— Stored records —
----

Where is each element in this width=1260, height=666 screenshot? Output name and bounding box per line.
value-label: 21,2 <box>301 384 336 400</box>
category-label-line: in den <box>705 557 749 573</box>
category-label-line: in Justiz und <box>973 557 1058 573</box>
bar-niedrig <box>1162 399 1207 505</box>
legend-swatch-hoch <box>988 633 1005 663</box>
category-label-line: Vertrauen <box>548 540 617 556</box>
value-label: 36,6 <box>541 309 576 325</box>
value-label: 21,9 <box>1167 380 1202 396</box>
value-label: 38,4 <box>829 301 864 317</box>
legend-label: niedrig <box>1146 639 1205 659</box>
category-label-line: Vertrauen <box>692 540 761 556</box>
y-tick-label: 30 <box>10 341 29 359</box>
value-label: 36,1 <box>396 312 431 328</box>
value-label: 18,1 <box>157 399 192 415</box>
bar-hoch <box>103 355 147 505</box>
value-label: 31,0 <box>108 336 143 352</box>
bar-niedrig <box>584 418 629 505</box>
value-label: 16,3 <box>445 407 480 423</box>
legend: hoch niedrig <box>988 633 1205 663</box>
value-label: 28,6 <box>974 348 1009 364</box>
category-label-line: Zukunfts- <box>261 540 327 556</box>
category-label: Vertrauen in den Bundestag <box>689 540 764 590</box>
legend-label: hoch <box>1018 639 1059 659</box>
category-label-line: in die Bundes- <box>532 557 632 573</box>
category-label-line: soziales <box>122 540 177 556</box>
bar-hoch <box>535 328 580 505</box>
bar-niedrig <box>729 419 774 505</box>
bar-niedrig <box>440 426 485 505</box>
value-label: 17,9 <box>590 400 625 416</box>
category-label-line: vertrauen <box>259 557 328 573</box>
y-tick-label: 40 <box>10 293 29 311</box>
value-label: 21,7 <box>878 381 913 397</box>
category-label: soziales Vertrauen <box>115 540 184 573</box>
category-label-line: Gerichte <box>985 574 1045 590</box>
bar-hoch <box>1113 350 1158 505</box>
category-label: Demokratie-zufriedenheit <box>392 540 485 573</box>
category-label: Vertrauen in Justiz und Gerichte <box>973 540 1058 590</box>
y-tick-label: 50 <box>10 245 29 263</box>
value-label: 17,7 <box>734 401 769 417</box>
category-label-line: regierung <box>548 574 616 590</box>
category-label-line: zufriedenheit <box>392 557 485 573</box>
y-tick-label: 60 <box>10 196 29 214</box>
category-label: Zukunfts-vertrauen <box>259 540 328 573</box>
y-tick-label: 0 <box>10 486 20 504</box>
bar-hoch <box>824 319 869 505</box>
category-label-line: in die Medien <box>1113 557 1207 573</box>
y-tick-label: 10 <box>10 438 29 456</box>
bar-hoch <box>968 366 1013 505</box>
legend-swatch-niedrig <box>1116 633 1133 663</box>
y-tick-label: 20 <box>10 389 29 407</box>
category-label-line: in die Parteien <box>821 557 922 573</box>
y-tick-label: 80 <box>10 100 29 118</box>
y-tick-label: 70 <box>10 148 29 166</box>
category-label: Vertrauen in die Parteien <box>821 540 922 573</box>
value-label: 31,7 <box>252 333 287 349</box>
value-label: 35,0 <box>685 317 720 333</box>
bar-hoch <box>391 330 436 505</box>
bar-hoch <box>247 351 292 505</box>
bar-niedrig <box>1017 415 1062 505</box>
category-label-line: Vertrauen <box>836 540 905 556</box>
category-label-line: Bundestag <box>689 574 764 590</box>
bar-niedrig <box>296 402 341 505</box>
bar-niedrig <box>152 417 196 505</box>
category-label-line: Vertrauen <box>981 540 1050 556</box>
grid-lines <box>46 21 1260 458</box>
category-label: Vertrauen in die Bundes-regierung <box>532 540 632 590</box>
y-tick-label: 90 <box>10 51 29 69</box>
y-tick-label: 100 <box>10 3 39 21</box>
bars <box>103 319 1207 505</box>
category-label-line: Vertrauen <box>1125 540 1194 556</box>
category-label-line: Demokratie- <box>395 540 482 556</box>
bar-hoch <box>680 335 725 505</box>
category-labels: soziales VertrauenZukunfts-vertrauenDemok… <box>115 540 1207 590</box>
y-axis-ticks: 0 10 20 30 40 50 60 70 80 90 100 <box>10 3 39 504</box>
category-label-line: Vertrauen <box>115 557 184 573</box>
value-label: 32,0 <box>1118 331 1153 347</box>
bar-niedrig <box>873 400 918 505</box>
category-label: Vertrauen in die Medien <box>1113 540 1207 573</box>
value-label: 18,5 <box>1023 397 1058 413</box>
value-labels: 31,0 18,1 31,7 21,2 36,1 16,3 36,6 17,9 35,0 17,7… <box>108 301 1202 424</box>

----

— What is being asked —
Recast every line of the records as a JSON list of strings, one string per line, leaving out any blank lines.

— Task response —
[
  "Where is each element in this width=1260, height=666 screenshot? Output name and bounding box per line.",
  "value-label: 21,2 <box>301 384 336 400</box>",
  "category-label-line: in den <box>705 557 749 573</box>",
  "category-label-line: in Justiz und <box>973 557 1058 573</box>",
  "bar-niedrig <box>1162 399 1207 505</box>",
  "legend-swatch-hoch <box>988 633 1005 663</box>",
  "category-label-line: Vertrauen <box>548 540 617 556</box>",
  "value-label: 36,6 <box>541 309 576 325</box>",
  "value-label: 21,9 <box>1167 380 1202 396</box>",
  "value-label: 38,4 <box>829 301 864 317</box>",
  "legend-label: niedrig <box>1146 639 1205 659</box>",
  "category-label-line: Vertrauen <box>692 540 761 556</box>",
  "y-tick-label: 30 <box>10 341 29 359</box>",
  "value-label: 36,1 <box>396 312 431 328</box>",
  "value-label: 18,1 <box>157 399 192 415</box>",
  "bar-hoch <box>103 355 147 505</box>",
  "value-label: 31,0 <box>108 336 143 352</box>",
  "bar-niedrig <box>584 418 629 505</box>",
  "value-label: 16,3 <box>445 407 480 423</box>",
  "legend: hoch niedrig <box>988 633 1205 663</box>",
  "value-label: 28,6 <box>974 348 1009 364</box>",
  "category-label-line: Zukunfts- <box>261 540 327 556</box>",
  "category-label: Vertrauen in den Bundestag <box>689 540 764 590</box>",
  "legend-label: hoch <box>1018 639 1059 659</box>",
  "category-label-line: in die Bundes- <box>532 557 632 573</box>",
  "category-label-line: soziales <box>122 540 177 556</box>",
  "bar-hoch <box>535 328 580 505</box>",
  "bar-niedrig <box>729 419 774 505</box>",
  "bar-niedrig <box>440 426 485 505</box>",
  "value-label: 17,9 <box>590 400 625 416</box>",
  "category-label-line: vertrauen <box>259 557 328 573</box>",
  "y-tick-label: 40 <box>10 293 29 311</box>",
  "value-label: 21,7 <box>878 381 913 397</box>",
  "category-label: soziales Vertrauen <box>115 540 184 573</box>",
  "category-label-line: Gerichte <box>985 574 1045 590</box>",
  "bar-hoch <box>1113 350 1158 505</box>",
  "category-label: Demokratie-zufriedenheit <box>392 540 485 573</box>",
  "category-label: Vertrauen in Justiz und Gerichte <box>973 540 1058 590</box>",
  "y-tick-label: 50 <box>10 245 29 263</box>",
  "value-label: 17,7 <box>734 401 769 417</box>",
  "category-label-line: regierung <box>548 574 616 590</box>",
  "category-label-line: zufriedenheit <box>392 557 485 573</box>",
  "y-tick-label: 60 <box>10 196 29 214</box>",
  "category-label: Zukunfts-vertrauen <box>259 540 328 573</box>",
  "y-tick-label: 0 <box>10 486 20 504</box>",
  "bar-hoch <box>824 319 869 505</box>",
  "category-label-line: in die Medien <box>1113 557 1207 573</box>",
  "y-tick-label: 10 <box>10 438 29 456</box>",
  "bar-hoch <box>968 366 1013 505</box>",
  "legend-swatch-niedrig <box>1116 633 1133 663</box>",
  "y-tick-label: 20 <box>10 389 29 407</box>",
  "category-label-line: in die Parteien <box>821 557 922 573</box>",
  "y-tick-label: 80 <box>10 100 29 118</box>",
  "y-tick-label: 70 <box>10 148 29 166</box>",
  "category-label: Vertrauen in die Parteien <box>821 540 922 573</box>",
  "value-label: 31,7 <box>252 333 287 349</box>",
  "value-label: 35,0 <box>685 317 720 333</box>",
  "bar-hoch <box>391 330 436 505</box>",
  "bar-hoch <box>247 351 292 505</box>",
  "bar-niedrig <box>1017 415 1062 505</box>",
  "category-label-line: Vertrauen <box>836 540 905 556</box>",
  "category-label-line: Bundestag <box>689 574 764 590</box>",
  "bar-niedrig <box>296 402 341 505</box>",
  "bar-niedrig <box>152 417 196 505</box>",
  "category-label-line: Vertrauen <box>981 540 1050 556</box>",
  "grid-lines <box>46 21 1260 458</box>",
  "category-label: Vertrauen in die Bundes-regierung <box>532 540 632 590</box>",
  "y-tick-label: 90 <box>10 51 29 69</box>",
  "y-tick-label: 100 <box>10 3 39 21</box>",
  "bars <box>103 319 1207 505</box>",
  "category-label-line: Vertrauen <box>1125 540 1194 556</box>",
  "category-label-line: Demokratie- <box>395 540 482 556</box>",
  "bar-hoch <box>680 335 725 505</box>",
  "category-labels: soziales VertrauenZukunfts-vertrauenDemok… <box>115 540 1207 590</box>",
  "y-axis-ticks: 0 10 20 30 40 50 60 70 80 90 100 <box>10 3 39 504</box>",
  "category-label-line: Vertrauen <box>115 557 184 573</box>",
  "value-label: 32,0 <box>1118 331 1153 347</box>",
  "bar-niedrig <box>873 400 918 505</box>",
  "category-label: Vertrauen in die Medien <box>1113 540 1207 573</box>",
  "value-label: 18,5 <box>1023 397 1058 413</box>",
  "value-labels: 31,0 18,1 31,7 21,2 36,1 16,3 36,6 17,9 35,0 17,7… <box>108 301 1202 424</box>"
]